**Data for the task:**
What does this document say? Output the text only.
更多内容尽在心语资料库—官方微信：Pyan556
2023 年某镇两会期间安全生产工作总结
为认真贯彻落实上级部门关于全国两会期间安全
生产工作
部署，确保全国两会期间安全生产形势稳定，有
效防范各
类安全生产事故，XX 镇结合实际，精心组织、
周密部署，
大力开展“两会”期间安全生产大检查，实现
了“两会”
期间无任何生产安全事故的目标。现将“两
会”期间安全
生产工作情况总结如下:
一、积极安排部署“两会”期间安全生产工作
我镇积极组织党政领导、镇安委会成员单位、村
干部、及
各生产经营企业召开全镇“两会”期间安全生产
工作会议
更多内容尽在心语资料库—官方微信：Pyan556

**Directions for this task:** Reproduce all data above, unchanged.

**Written answer:**
What does this document say? Output the text only.
更多内容尽在心语资料库—官方微信：Pyan556
2023 年某镇两会期间安全生产工作总结
为认真贯彻落实上级部门关于全国两会期间安全
生产工作
部署，确保全国两会期间安全生产形势稳定，有
效防范各
类安全生产事故，XX 镇结合实际，精心组织、
周密部署，
大力开展“两会”期间安全生产大检查，实现
了“两会”
期间无任何生产安全事故的目标。现将“两
会”期间安全
生产工作情况总结如下:
一、积极安排部署“两会”期间安全生产工作
我镇积极组织党政领导、镇安委会成员单位、村
干部、及
各生产经营企业召开全镇“两会”期间安全生产
工作会议
更多内容尽在心语资料库—官方微信：Pyan556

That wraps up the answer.